Excerpt provided =
________
Re: [zfs-discuss] Recomandations

2010-11-29 Thread Paul Piscuc
Hi,

Thanks for the quick reply. Now that you have mentioned , we have a
different issue. What is the advantage of using spare disks instead of
including them in the raid-z array? If the system pool is on mirrored disks,
I think that this would be enough (hopefully).  When one disk fails, isn't
it better to have a spare disk on hold, instead of one more disk in the
raid-z and no spares(or just a few)? or, rephrased, is it safer and faster
to replace a disk in a raid-z3 and restore the data from the other disks, or
to have a raid-z2 with a spare disk?

Thank you,

On Mon, Nov 29, 2010 at 6:03 AM, Erik Trimble erik.trim...@oracle.comwrote:

 On 11/28/2010 1:51 PM, Paul Piscuc wrote:

 Hi,

 We are a company that want to replace our current  storage layout with one
 that uses ZFS. We have been testing it for a month now, and everything looks
 promising. One element that we cannot determine is the optimum number of
 disks in a raid-z pool. In the ZFS best practice guide, 7,9 and 11 disks are
 recommended to be used in a single raid-z2.  On the other hand, another user
 specifies that the most important part is the distribution of the defaul
 128k record size to all the disks. So, the recommended layout would be:

 4-disk RAID-Z2 = 128KiB / 2 = 64KiB = good
 5-disk RAID-Z2 = 128KiB / 3 = ~43KiB = not good
 6-disk RAID-Z2 = 128KiB / 4 = 32KiB = good
 10-disk RAID-Z2 = 128KiB / 8 = 16KiB = good

 What is your recommendations regarding the number of disks? We are
 planning to use 2 raid-z2 pools with 8+2 disks, 2 spare, 2 SSDs for L2ARC, 2
 SSDs for ZIL, 2 for syspool, and a similar machine for replication.

 Thanks in advance,


 You've hit on one of the hardest parts of using ZFS - optimization.   Truth
 of the matter is that there is NO one-size-fits-all best solution. It
 heavily depends on your workload type - access patterns, write patterns,
 type of I/O, and size of average I/O request.

 A couple of things here:

 (1) Unless you are using Zvols for raw disk partitions (for use with
 something like a database), the recordsize value is a MAXIMUM value, NOT an
 absolute value.  Thus, if you have a ZFS filesystem with a record size of
 128k, it will break up I/O into 128k chunks for writing, but it will also
 write smaller chunks.  I forget what the minimum size is (512b or 1k, IIRC),
 but what ZFS does is use a Variable block size, up to the maximum size
 specified in the recordsize property.   So, if recordsize=128k and you
 have a 190k write I/O op, it will write a 128k chunk, and a 64k chunk (64
 being the smallest multiple of 2 greater than the remaining 62 bits of
 info).  It WON'T write two 128k chunks.

 (2) #1 comes up a bit when you have a mix of file sizes - for instance,
 home directories, where you have lots of small files (initialization files,
 source code, etc.) combined with some much larger files (images, mp3s,
 executable binaries, etc.).  Thus, such a filesystem will have a wide
 variety of chunk sizes, which makes optimization difficult, to say the
 least.
________
Excerpted data =
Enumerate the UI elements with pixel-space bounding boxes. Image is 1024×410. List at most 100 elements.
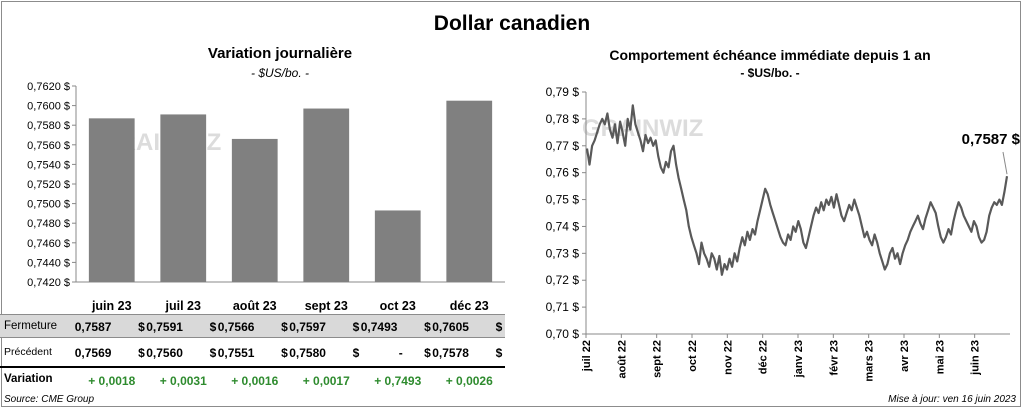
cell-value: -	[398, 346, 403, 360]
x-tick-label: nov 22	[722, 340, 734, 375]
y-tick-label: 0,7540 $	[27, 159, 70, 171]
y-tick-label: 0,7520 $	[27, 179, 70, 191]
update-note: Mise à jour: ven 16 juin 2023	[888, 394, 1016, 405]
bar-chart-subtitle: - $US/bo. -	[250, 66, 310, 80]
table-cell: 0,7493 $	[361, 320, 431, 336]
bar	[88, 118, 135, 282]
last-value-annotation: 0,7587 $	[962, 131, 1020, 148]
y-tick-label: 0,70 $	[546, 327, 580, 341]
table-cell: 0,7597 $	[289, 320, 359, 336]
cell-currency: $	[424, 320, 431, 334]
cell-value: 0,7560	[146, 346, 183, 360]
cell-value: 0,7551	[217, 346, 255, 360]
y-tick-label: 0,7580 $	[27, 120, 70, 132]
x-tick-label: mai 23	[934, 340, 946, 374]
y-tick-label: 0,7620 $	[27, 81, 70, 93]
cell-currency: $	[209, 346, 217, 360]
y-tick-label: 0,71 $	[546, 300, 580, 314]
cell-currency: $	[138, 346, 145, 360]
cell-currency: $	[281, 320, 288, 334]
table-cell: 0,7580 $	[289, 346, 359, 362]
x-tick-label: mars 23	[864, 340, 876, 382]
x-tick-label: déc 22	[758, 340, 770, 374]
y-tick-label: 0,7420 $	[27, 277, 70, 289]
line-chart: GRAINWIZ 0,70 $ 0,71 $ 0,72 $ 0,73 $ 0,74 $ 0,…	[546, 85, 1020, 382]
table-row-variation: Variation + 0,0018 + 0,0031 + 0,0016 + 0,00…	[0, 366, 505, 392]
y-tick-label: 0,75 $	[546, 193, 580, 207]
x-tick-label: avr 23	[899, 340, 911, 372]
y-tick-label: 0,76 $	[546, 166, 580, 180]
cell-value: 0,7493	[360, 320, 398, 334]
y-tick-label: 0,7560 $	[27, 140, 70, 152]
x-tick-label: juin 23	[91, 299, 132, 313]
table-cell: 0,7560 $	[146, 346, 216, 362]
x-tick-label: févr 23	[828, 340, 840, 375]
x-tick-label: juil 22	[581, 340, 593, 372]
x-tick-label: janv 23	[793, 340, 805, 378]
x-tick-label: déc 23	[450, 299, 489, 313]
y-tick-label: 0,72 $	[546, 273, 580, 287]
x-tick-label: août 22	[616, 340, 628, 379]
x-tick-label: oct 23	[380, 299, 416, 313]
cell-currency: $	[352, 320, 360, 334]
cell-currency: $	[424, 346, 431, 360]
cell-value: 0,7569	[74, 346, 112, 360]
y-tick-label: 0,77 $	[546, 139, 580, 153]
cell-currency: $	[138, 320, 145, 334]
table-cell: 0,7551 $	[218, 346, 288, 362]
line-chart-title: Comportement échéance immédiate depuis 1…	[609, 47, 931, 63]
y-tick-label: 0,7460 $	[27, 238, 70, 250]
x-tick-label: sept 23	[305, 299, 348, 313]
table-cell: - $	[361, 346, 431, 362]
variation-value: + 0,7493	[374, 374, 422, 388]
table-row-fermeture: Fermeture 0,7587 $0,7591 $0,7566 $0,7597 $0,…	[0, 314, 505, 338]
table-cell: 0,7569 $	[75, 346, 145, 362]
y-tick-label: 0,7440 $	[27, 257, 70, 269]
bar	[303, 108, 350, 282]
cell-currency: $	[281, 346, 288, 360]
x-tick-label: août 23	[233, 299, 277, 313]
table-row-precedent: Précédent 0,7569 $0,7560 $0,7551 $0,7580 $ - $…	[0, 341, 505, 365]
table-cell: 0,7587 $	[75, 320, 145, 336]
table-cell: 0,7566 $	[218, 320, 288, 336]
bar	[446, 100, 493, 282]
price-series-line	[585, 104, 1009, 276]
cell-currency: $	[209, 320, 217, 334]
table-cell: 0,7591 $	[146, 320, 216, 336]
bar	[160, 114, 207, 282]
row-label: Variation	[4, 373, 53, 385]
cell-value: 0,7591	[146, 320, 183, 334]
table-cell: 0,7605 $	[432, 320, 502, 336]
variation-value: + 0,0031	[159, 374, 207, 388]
________
Exercises to complete =
(a) In the ZFS thread, what does the reply say the recordsize value is, unless Zvols are being used for raw disk partitions?
(b) Reproduce the passage of the ZFS thread from "Thanks for the" up to and including "a spare disk?".

Solved problems =
(a) It is a maximum value, not an absolute value.

(b)
Thanks for the quick reply. Now that you have mentioned , we have a
different issue. What is the advantage of using spare disks instead of
including them in the raid-z array? If the system pool is on mirrored disks,
I think that this would be enough (hopefully).  When one disk fails, isn't
it better to have a spare disk on hold, instead of one more disk in the
raid-z and no spares(or just a few)? or, rephrased, is it safer and faster
to replace a disk in a raid-z3 and restore the data from the other disks, or
to have a raid-z2 with a spare disk?